Exclude all pictures, then copy each of the records exactly as written.

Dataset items
---------------
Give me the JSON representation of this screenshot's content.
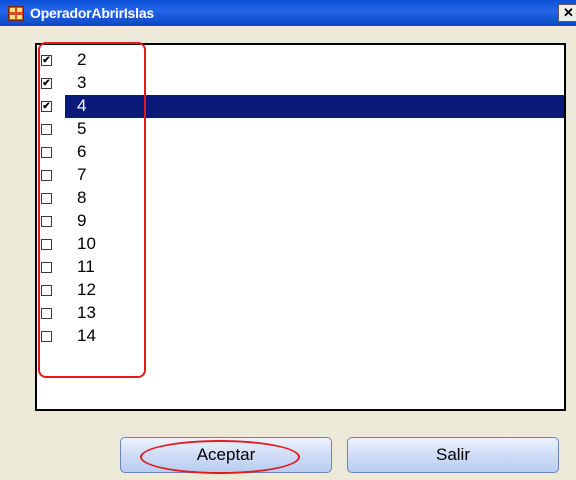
{
  "window": {
    "title": "OperadorAbrirIslas",
    "close_glyph": "✕"
  },
  "list": {
    "items": [
      {
        "label": "2",
        "checked": true,
        "selected": false
      },
      {
        "label": "3",
        "checked": true,
        "selected": false
      },
      {
        "label": "4",
        "checked": true,
        "selected": true
      },
      {
        "label": "5",
        "checked": false,
        "selected": false
      },
      {
        "label": "6",
        "checked": false,
        "selected": false
      },
      {
        "label": "7",
        "checked": false,
        "selected": false
      },
      {
        "label": "8",
        "checked": false,
        "selected": false
      },
      {
        "label": "9",
        "checked": false,
        "selected": false
      },
      {
        "label": "10",
        "checked": false,
        "selected": false
      },
      {
        "label": "11",
        "checked": false,
        "selected": false
      },
      {
        "label": "12",
        "checked": false,
        "selected": false
      },
      {
        "label": "13",
        "checked": false,
        "selected": false
      },
      {
        "label": "14",
        "checked": false,
        "selected": false
      }
    ]
  },
  "buttons": {
    "accept_label": "Aceptar",
    "exit_label": "Salir"
  },
  "colors": {
    "selection": "#0a1a7a",
    "annotation": "#e21a1a",
    "titlebar": "#0a4fd6"
  },
  "icons": {
    "app": "window-app-icon",
    "close": "close-icon",
    "check": "checkmark-icon"
  }
}
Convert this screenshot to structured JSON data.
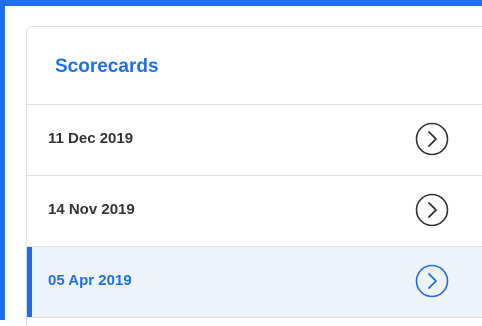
{
  "panel": {
    "title": "Scorecards"
  },
  "scorecards": [
    {
      "date": "11 Dec 2019",
      "icon": "chevron-right-circle-icon",
      "selected": false
    },
    {
      "date": "14 Nov 2019",
      "icon": "chevron-right-circle-icon",
      "selected": false
    },
    {
      "date": "05 Apr 2019",
      "icon": "chevron-right-circle-icon",
      "selected": true
    }
  ],
  "colors": {
    "accent": "#1f6fe8",
    "text": "#333333",
    "selected_background": "#eef2f9",
    "divider": "#e1e1e1"
  }
}
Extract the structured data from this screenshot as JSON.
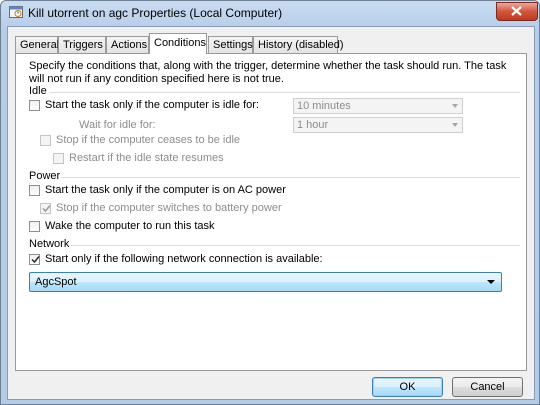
{
  "window": {
    "title": "Kill utorrent on agc Properties (Local Computer)",
    "close_label": "close"
  },
  "tabs": [
    {
      "label": "General"
    },
    {
      "label": "Triggers"
    },
    {
      "label": "Actions"
    },
    {
      "label": "Conditions",
      "active": true
    },
    {
      "label": "Settings"
    },
    {
      "label": "History (disabled)"
    }
  ],
  "intro_text": "Specify the conditions that, along with the trigger, determine whether the task should run.  The task will not run  if any condition specified here is not true.",
  "idle": {
    "section_label": "Idle",
    "start_if_idle": {
      "label": "Start the task only if the computer is idle for:",
      "checked": false,
      "enabled": true
    },
    "idle_for_value": "10 minutes",
    "wait_label": "Wait for idle for:",
    "wait_value": "1 hour",
    "stop_if_ceases": {
      "label": "Stop if the computer ceases to be idle",
      "checked": false,
      "enabled": false
    },
    "restart_if_resumes": {
      "label": "Restart if the idle state resumes",
      "checked": false,
      "enabled": false
    }
  },
  "power": {
    "section_label": "Power",
    "start_on_ac": {
      "label": "Start the task only if the computer is on AC power",
      "checked": false,
      "enabled": true
    },
    "stop_on_battery": {
      "label": "Stop if the computer switches to battery power",
      "checked": true,
      "enabled": false
    },
    "wake_computer": {
      "label": "Wake the computer to run this task",
      "checked": false,
      "enabled": true
    }
  },
  "network": {
    "section_label": "Network",
    "start_if_network": {
      "label": "Start only if the following network connection is available:",
      "checked": true,
      "enabled": true
    },
    "connection_value": "AgcSpot"
  },
  "buttons": {
    "ok_label": "OK",
    "cancel_label": "Cancel"
  },
  "colors": {
    "titlebar": "#c9dcf1",
    "close_button": "#c1391f",
    "default_button_border": "#3c7fb1"
  }
}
---------------
* [Finished answer]:
Give me the JSON representation of this screenshot's content.
{
  "window": {
    "title": "OperadorAbrirIslas",
    "close_glyph": "✕"
  },
  "list": {
    "items": [
      {
        "label": "2",
        "checked": true,
        "selected": false
      },
      {
        "label": "3",
        "checked": true,
        "selected": false
      },
      {
        "label": "4",
        "checked": true,
        "selected": true
      },
      {
        "label": "5",
        "checked": false,
        "selected": false
      },
      {
        "label": "6",
        "checked": false,
        "selected": false
      },
      {
        "label": "7",
        "checked": false,
        "selected": false
      },
      {
        "label": "8",
        "checked": false,
        "selected": false
      },
      {
        "label": "9",
        "checked": false,
        "selected": false
      },
      {
        "label": "10",
        "checked": false,
        "selected": false
      },
      {
        "label": "11",
        "checked": false,
        "selected": false
      },
      {
        "label": "12",
        "checked": false,
        "selected": false
      },
      {
        "label": "13",
        "checked": false,
        "selected": false
      },
      {
        "label": "14",
        "checked": false,
        "selected": false
      }
    ]
  },
  "buttons": {
    "accept_label": "Aceptar",
    "exit_label": "Salir"
  },
  "colors": {
    "selection": "#0a1a7a",
    "annotation": "#e21a1a",
    "titlebar": "#0a4fd6"
  },
  "icons": {
    "app": "window-app-icon",
    "close": "close-icon",
    "check": "checkmark-icon"
  }
}
Convert this screenshot to structured JSON data.
{
  "panel": {
    "title": "Scorecards"
  },
  "scorecards": [
    {
      "date": "11 Dec 2019",
      "icon": "chevron-right-circle-icon",
      "selected": false
    },
    {
      "date": "14 Nov 2019",
      "icon": "chevron-right-circle-icon",
      "selected": false
    },
    {
      "date": "05 Apr 2019",
      "icon": "chevron-right-circle-icon",
      "selected": true
    }
  ],
  "colors": {
    "accent": "#1f6fe8",
    "text": "#333333",
    "selected_background": "#eef2f9",
    "divider": "#e1e1e1"
  }
}
Extract the structured data from this screenshot as JSON.
{
  "window": {
    "title": "Kill utorrent on agc Properties (Local Computer)",
    "close_label": "close"
  },
  "tabs": [
    {
      "label": "General"
    },
    {
      "label": "Triggers"
    },
    {
      "label": "Actions"
    },
    {
      "label": "Conditions",
      "active": true
    },
    {
      "label": "Settings"
    },
    {
      "label": "History (disabled)"
    }
  ],
  "intro_text": "Specify the conditions that, along with the trigger, determine whether the task should run.  The task will not run  if any condition specified here is not true.",
  "idle": {
    "section_label": "Idle",
    "start_if_idle": {
      "label": "Start the task only if the computer is idle for:",
      "checked": false,
      "enabled": true
    },
    "idle_for_value": "10 minutes",
    "wait_label": "Wait for idle for:",
    "wait_value": "1 hour",
    "stop_if_ceases": {
      "label": "Stop if the computer ceases to be idle",
      "checked": false,
      "enabled": false
    },
    "restart_if_resumes": {
      "label": "Restart if the idle state resumes",
      "checked": false,
      "enabled": false
    }
  },
  "power": {
    "section_label": "Power",
    "start_on_ac": {
      "label": "Start the task only if the computer is on AC power",
      "checked": false,
      "enabled": true
    },
    "stop_on_battery": {
      "label": "Stop if the computer switches to battery power",
      "checked": true,
      "enabled": false
    },
    "wake_computer": {
      "label": "Wake the computer to run this task",
      "checked": false,
      "enabled": true
    }
  },
  "network": {
    "section_label": "Network",
    "start_if_network": {
      "label": "Start only if the following network connection is available:",
      "checked": true,
      "enabled": true
    },
    "connection_value": "AgcSpot"
  },
  "buttons": {
    "ok_label": "OK",
    "cancel_label": "Cancel"
  },
  "colors": {
    "titlebar": "#c9dcf1",
    "close_button": "#c1391f",
    "default_button_border": "#3c7fb1"
  }
}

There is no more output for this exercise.